Transcribe every entry below word for word, but skip the pictures.

[Chart and figure data]
***

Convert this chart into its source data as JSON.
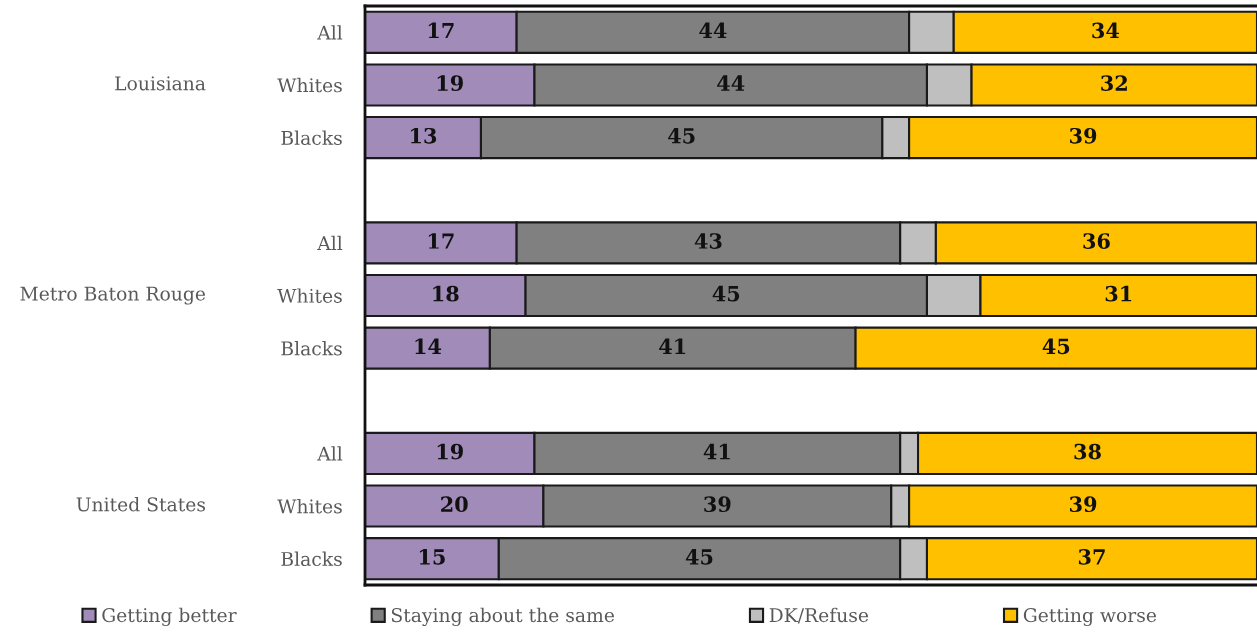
{
  "chart_data": {
    "type": "bar",
    "orientation": "horizontal",
    "stacked": true,
    "categories": [
      "All",
      "Whites",
      "Blacks",
      null,
      "All",
      "Whites",
      "Blacks",
      null,
      "All",
      "Whites",
      "Blacks"
    ],
    "series": [
      {
        "name": "Getting better",
        "color": "#a08bb9",
        "values": [
          17,
          19,
          13,
          null,
          17,
          18,
          14,
          null,
          19,
          20,
          15
        ],
        "value_labels": [
          "17",
          "19",
          "13",
          null,
          "17",
          "18",
          "14",
          null,
          "19",
          "20",
          "15"
        ]
      },
      {
        "name": "Staying about the same",
        "color": "#808080",
        "values": [
          44,
          44,
          45,
          null,
          43,
          45,
          41,
          null,
          41,
          39,
          45
        ],
        "value_labels": [
          "44",
          "44",
          "45",
          null,
          "43",
          "45",
          "41",
          null,
          "41",
          "39",
          "45"
        ]
      },
      {
        "name": "DK/Refuse",
        "color": "#bfbfbf",
        "values": [
          5,
          5,
          3,
          null,
          4,
          6,
          null,
          null,
          2,
          2,
          3
        ]
      },
      {
        "name": "Getting worse",
        "color": "#ffc000",
        "values": [
          34,
          32,
          39,
          null,
          36,
          31,
          45,
          null,
          38,
          39,
          37
        ],
        "value_labels": [
          "34",
          "32",
          "39",
          null,
          "36",
          "31",
          "45",
          null,
          "38",
          "39",
          "37"
        ]
      }
    ],
    "xlim": [
      0,
      100
    ],
    "tick_labels": "y",
    "legend": "bottom",
    "annotations": [
      "Louisiana",
      "Metro Baton Rouge",
      "United States"
    ]
  }
}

***

→ SOLUTION TO THIS PROBLEM
Convert this chart into its source data as JSON.
{
  "chart_data": {
    "type": "bar",
    "orientation": "horizontal",
    "stacked": true,
    "categories": [
      "All",
      "Whites",
      "Blacks",
      null,
      "All",
      "Whites",
      "Blacks",
      null,
      "All",
      "Whites",
      "Blacks"
    ],
    "series": [
      {
        "name": "Getting better",
        "color": "#a08bb9",
        "values": [
          17,
          19,
          13,
          null,
          17,
          18,
          14,
          null,
          19,
          20,
          15
        ],
        "value_labels": [
          "17",
          "19",
          "13",
          null,
          "17",
          "18",
          "14",
          null,
          "19",
          "20",
          "15"
        ]
      },
      {
        "name": "Staying about the same",
        "color": "#808080",
        "values": [
          44,
          44,
          45,
          null,
          43,
          45,
          41,
          null,
          41,
          39,
          45
        ],
        "value_labels": [
          "44",
          "44",
          "45",
          null,
          "43",
          "45",
          "41",
          null,
          "41",
          "39",
          "45"
        ]
      },
      {
        "name": "DK/Refuse",
        "color": "#bfbfbf",
        "values": [
          5,
          5,
          3,
          null,
          4,
          6,
          null,
          null,
          2,
          2,
          3
        ]
      },
      {
        "name": "Getting worse",
        "color": "#ffc000",
        "values": [
          34,
          32,
          39,
          null,
          36,
          31,
          45,
          null,
          38,
          39,
          37
        ],
        "value_labels": [
          "34",
          "32",
          "39",
          null,
          "36",
          "31",
          "45",
          null,
          "38",
          "39",
          "37"
        ]
      }
    ],
    "xlim": [
      0,
      100
    ],
    "tick_labels": "y",
    "legend": "bottom",
    "annotations": [
      "Louisiana",
      "Metro Baton Rouge",
      "United States"
    ]
  }
}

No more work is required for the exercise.